==== Records for the task

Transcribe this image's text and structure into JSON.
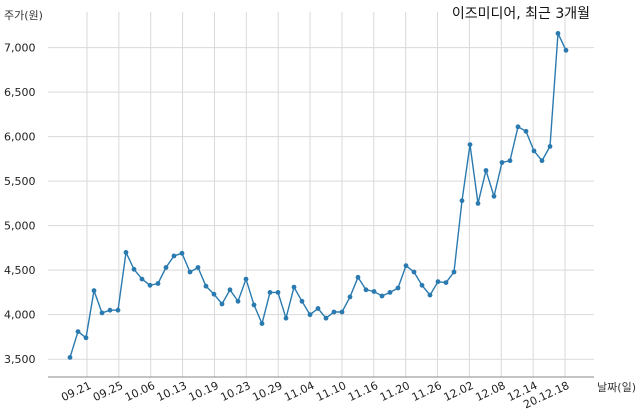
{
  "chart_data": {
    "type": "line",
    "title": "이즈미디어, 최근 3개월",
    "ylabel": "주가(원)",
    "xlabel": "날짜(일)",
    "ylim": [
      3300,
      7400
    ],
    "yticks": [
      3500,
      4000,
      4500,
      5000,
      5500,
      6000,
      6500,
      7000
    ],
    "ytick_labels": [
      "3,500",
      "4,000",
      "4,500",
      "5,000",
      "5,500",
      "6,000",
      "6,500",
      "7,000"
    ],
    "grid": true,
    "line_color": "#2a7ab0",
    "x_tick_labels": [
      "09.21",
      "09.25",
      "10.06",
      "10.13",
      "10.19",
      "10.23",
      "10.29",
      "11.04",
      "11.10",
      "11.16",
      "11.20",
      "11.26",
      "12.02",
      "12.08",
      "12.14",
      "20.12.18"
    ],
    "series": [
      {
        "values": [
          3520,
          3810,
          3740,
          4270,
          4020,
          4050,
          4050,
          4700,
          4510,
          4400,
          4330,
          4350,
          4530,
          4660,
          4690,
          4480,
          4530,
          4320,
          4230,
          4120,
          4280,
          4150,
          4400,
          4110,
          3900,
          4250,
          4250,
          3960,
          4310,
          4150,
          4000,
          4070,
          3960,
          4030,
          4030,
          4200,
          4420,
          4280,
          4260,
          4210,
          4250,
          4300,
          4550,
          4480,
          4330,
          4220,
          4370,
          4360,
          4480,
          5280,
          5910,
          5250,
          5620,
          5330,
          5710,
          5730,
          6110,
          6060,
          5840,
          5730,
          5890,
          7160,
          6970
        ]
      }
    ]
  }
}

========

▶ Work to do
Copy each line in full and exactly, omitting any picture.

▶ Expected answer
Transcribe this image's text and structure into JSON.
{
  "chart_data": {
    "type": "line",
    "title": "이즈미디어, 최근 3개월",
    "ylabel": "주가(원)",
    "xlabel": "날짜(일)",
    "ylim": [
      3300,
      7400
    ],
    "yticks": [
      3500,
      4000,
      4500,
      5000,
      5500,
      6000,
      6500,
      7000
    ],
    "ytick_labels": [
      "3,500",
      "4,000",
      "4,500",
      "5,000",
      "5,500",
      "6,000",
      "6,500",
      "7,000"
    ],
    "grid": true,
    "line_color": "#2a7ab0",
    "x_tick_labels": [
      "09.21",
      "09.25",
      "10.06",
      "10.13",
      "10.19",
      "10.23",
      "10.29",
      "11.04",
      "11.10",
      "11.16",
      "11.20",
      "11.26",
      "12.02",
      "12.08",
      "12.14",
      "20.12.18"
    ],
    "series": [
      {
        "values": [
          3520,
          3810,
          3740,
          4270,
          4020,
          4050,
          4050,
          4700,
          4510,
          4400,
          4330,
          4350,
          4530,
          4660,
          4690,
          4480,
          4530,
          4320,
          4230,
          4120,
          4280,
          4150,
          4400,
          4110,
          3900,
          4250,
          4250,
          3960,
          4310,
          4150,
          4000,
          4070,
          3960,
          4030,
          4030,
          4200,
          4420,
          4280,
          4260,
          4210,
          4250,
          4300,
          4550,
          4480,
          4330,
          4220,
          4370,
          4360,
          4480,
          5280,
          5910,
          5250,
          5620,
          5330,
          5710,
          5730,
          6110,
          6060,
          5840,
          5730,
          5890,
          7160,
          6970
        ]
      }
    ]
  }
}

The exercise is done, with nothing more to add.